## Task statement
Check every line in the records below for the word "JSON" and report how many have it, nothing more.

[Figure dataset records]
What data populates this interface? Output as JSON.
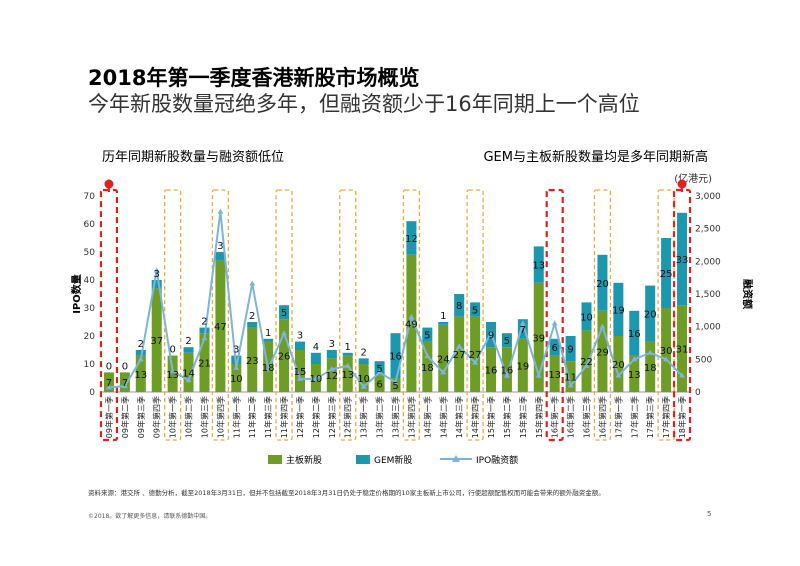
{
  "header": {
    "title": "2018年第一季度香港新股市场概览",
    "subtitle": "今年新股数量冠绝多年，但融资额少于16年同期上一个高位"
  },
  "annotations": {
    "left": "历年同期新股数量与融资额低位",
    "right": "GEM与主板新股数量均是多年同期新高",
    "unit": "(亿港元)"
  },
  "legend": {
    "main_board": "主板新股",
    "gem": "GEM新股",
    "ipo": "IPO融资额"
  },
  "footnote": "资料来源：港交所 、德勤分析，截至2018年3月31日，但并不包括截至2018年3月31日仍处于稳定价格期的10家主板新上市公司，行使超额配售权而可能会带来的额外融资金额。",
  "copyright": "©2018。欲了解更多信息，请联系德勤中国。",
  "page_number": "5",
  "colors": {
    "main_board": "#6E9D25",
    "gem": "#1B97AE",
    "ipo": "#7DB5DA",
    "red": "#E2221A",
    "orange": "#F0A93B"
  },
  "chart_data": {
    "type": "bar",
    "stacked": true,
    "categories": [
      "09年第一季",
      "09年第二季",
      "09年第三季",
      "09年第四季",
      "10年第一季",
      "10年第二季",
      "10年第三季",
      "10年第四季",
      "11年第一季",
      "11年第二季",
      "11年第三季",
      "11年第四季",
      "12年第一季",
      "12年第二季",
      "12年第三季",
      "12年第四季",
      "13年第一季",
      "13年第二季",
      "13年第三季",
      "13年第四季",
      "14年第一季",
      "14年第二季",
      "14年第三季",
      "14年第四季",
      "15年第一季",
      "15年第二季",
      "15年第三季",
      "15年第四季",
      "16年第一季",
      "16年第二季",
      "16年第三季",
      "16年第四季",
      "17年第一季",
      "17年第二季",
      "17年第三季",
      "17年第四季",
      "18年第一季"
    ],
    "series": [
      {
        "name": "主板新股",
        "values": [
          7,
          7,
          13,
          37,
          13,
          14,
          21,
          47,
          10,
          23,
          18,
          26,
          15,
          10,
          12,
          13,
          10,
          6,
          5,
          49,
          18,
          24,
          27,
          27,
          16,
          16,
          19,
          39,
          13,
          11,
          22,
          29,
          20,
          13,
          18,
          30,
          31
        ]
      },
      {
        "name": "GEM新股",
        "values": [
          0,
          0,
          2,
          3,
          0,
          2,
          2,
          3,
          3,
          2,
          1,
          5,
          3,
          4,
          3,
          1,
          2,
          5,
          16,
          12,
          5,
          1,
          8,
          5,
          9,
          5,
          7,
          13,
          6,
          9,
          10,
          20,
          19,
          16,
          20,
          25,
          33
        ]
      },
      {
        "name": "IPO融资额",
        "values": [
          70,
          90,
          500,
          1860,
          320,
          180,
          820,
          2760,
          370,
          1660,
          350,
          900,
          200,
          200,
          350,
          400,
          80,
          300,
          150,
          1150,
          550,
          300,
          700,
          450,
          900,
          250,
          1050,
          250,
          1050,
          100,
          400,
          1000,
          250,
          500,
          600,
          500,
          250
        ]
      }
    ],
    "y_left": {
      "label": "IPO数量",
      "range": [
        0,
        70
      ],
      "ticks": [
        0,
        10,
        20,
        30,
        40,
        50,
        60,
        70
      ]
    },
    "y_right": {
      "label": "融资额",
      "range": [
        0,
        3000
      ],
      "ticks": [
        "0",
        "500",
        "1,000",
        "1,500",
        "2,000",
        "2,500",
        "3,000"
      ]
    },
    "highlight_red": [
      0,
      28,
      36
    ],
    "highlight_orange": [
      4,
      7,
      11,
      15,
      19,
      23,
      31,
      35
    ]
  }
}
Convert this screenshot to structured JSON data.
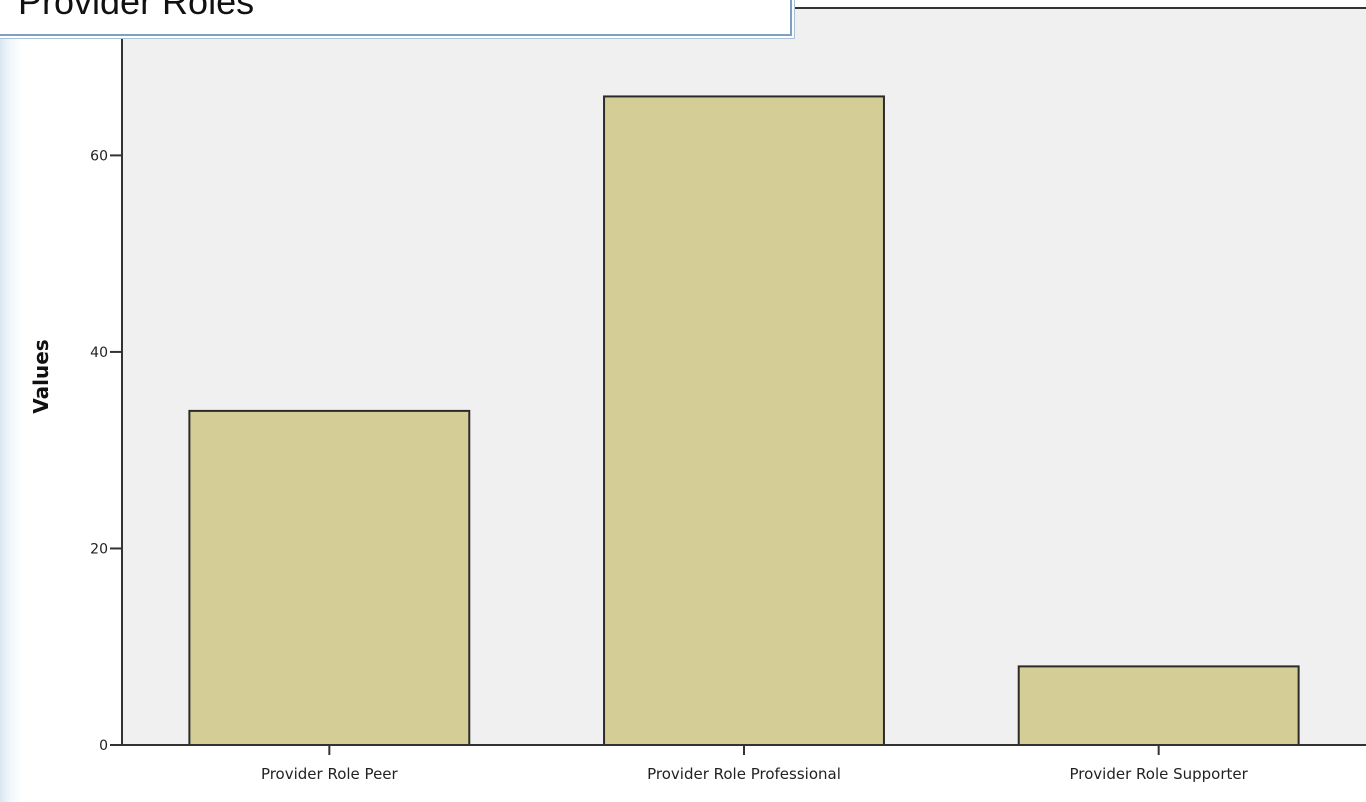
{
  "chart_data": {
    "type": "bar",
    "title": "Provider Roles",
    "xlabel": "",
    "ylabel": "Values",
    "categories": [
      "Provider Role Peer",
      "Provider Role Professional",
      "Provider Role Supporter"
    ],
    "values": [
      34,
      66,
      8
    ],
    "ylim": [
      0,
      75
    ],
    "yticks": [
      "0",
      "20",
      "40",
      "60"
    ],
    "grid": false,
    "legend": "none",
    "colors": {
      "bar_fill": "#d4ce96",
      "bar_stroke": "#2b2b2b",
      "plot_background": "#f0f0f0",
      "axis": "#333333"
    }
  }
}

## Written answer
2